## EXERCISE DIRECTIONS:
Go through the entries below, tally each line with the string "title", and give the final number by itself.

[Entries with figure data]
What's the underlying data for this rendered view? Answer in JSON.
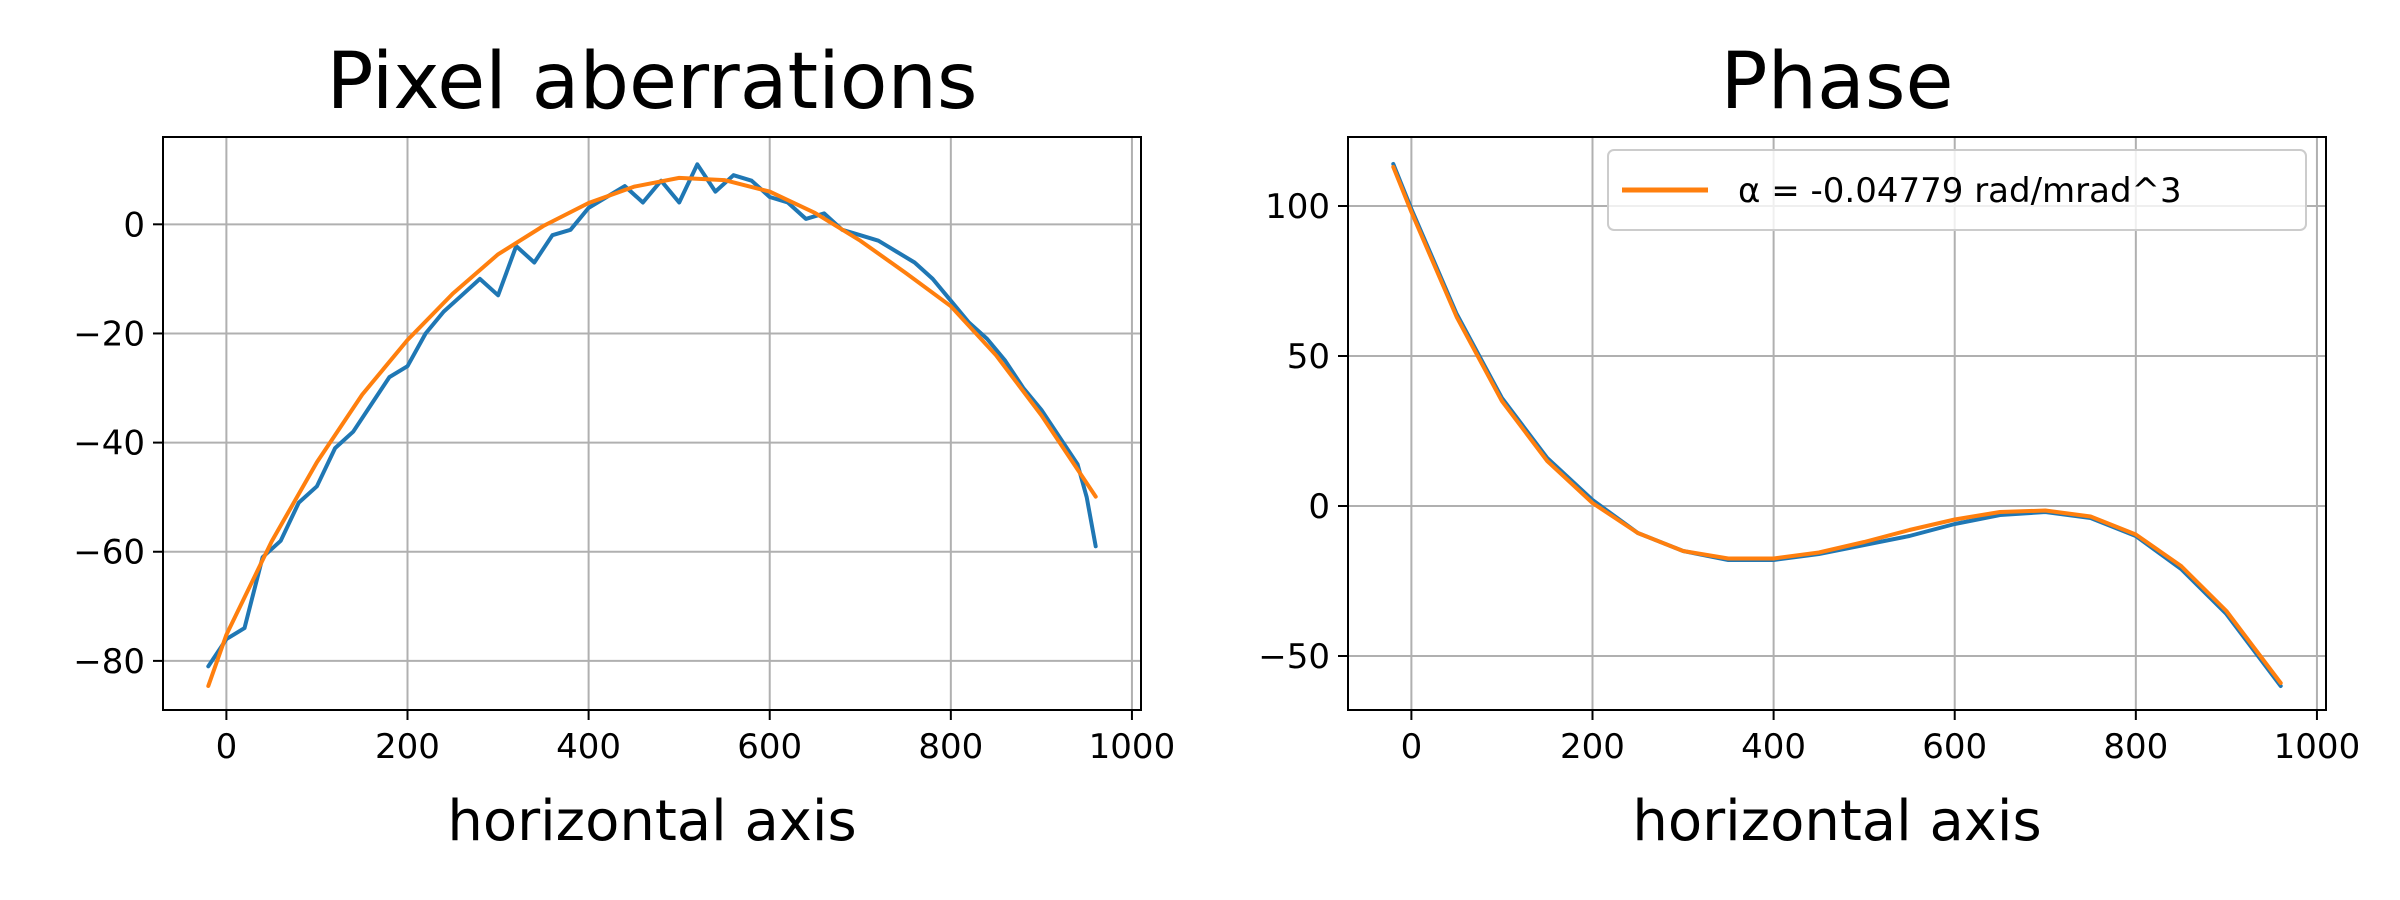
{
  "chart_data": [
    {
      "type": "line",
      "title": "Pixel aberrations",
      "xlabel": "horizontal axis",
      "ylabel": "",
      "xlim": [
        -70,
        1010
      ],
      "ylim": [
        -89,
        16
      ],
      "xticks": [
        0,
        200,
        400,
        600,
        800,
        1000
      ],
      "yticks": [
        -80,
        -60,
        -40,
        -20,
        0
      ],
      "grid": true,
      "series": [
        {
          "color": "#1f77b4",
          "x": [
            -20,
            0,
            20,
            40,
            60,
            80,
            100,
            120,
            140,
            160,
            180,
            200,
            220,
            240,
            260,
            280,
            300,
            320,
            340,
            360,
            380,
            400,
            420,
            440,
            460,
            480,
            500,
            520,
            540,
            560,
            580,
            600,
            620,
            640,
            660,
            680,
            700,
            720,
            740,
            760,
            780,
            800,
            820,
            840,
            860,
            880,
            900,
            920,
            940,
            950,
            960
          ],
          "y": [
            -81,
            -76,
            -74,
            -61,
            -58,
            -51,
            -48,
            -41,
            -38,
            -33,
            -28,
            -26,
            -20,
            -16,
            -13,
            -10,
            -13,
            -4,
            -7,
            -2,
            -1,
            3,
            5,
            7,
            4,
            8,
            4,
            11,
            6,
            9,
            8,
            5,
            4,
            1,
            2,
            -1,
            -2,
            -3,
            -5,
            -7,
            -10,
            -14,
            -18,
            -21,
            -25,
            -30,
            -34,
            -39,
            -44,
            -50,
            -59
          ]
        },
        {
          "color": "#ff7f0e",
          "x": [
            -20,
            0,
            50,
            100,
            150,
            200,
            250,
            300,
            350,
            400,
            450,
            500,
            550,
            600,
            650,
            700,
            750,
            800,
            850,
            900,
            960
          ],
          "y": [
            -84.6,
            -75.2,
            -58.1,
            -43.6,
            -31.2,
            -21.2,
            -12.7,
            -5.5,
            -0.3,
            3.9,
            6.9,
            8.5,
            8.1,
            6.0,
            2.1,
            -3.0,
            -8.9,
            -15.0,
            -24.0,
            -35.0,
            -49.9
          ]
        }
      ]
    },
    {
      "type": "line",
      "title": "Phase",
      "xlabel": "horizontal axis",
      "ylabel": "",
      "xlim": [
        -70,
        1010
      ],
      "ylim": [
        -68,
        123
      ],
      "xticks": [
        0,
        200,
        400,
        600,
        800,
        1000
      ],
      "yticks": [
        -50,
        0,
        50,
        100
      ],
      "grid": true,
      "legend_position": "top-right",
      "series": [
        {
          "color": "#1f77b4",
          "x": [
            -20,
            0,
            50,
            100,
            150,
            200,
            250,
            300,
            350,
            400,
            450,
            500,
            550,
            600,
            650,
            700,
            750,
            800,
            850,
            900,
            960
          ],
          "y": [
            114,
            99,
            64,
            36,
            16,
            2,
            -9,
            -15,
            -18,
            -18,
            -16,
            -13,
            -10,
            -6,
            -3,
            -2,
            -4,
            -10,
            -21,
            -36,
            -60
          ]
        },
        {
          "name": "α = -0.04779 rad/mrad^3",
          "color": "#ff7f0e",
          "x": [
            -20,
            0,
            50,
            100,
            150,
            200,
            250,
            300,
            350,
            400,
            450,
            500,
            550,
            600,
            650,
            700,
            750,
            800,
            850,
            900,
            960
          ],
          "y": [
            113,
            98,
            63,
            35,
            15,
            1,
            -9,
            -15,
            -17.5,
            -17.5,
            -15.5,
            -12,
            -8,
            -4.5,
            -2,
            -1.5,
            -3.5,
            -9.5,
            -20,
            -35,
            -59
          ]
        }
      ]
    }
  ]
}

## FINISHED TASK:
2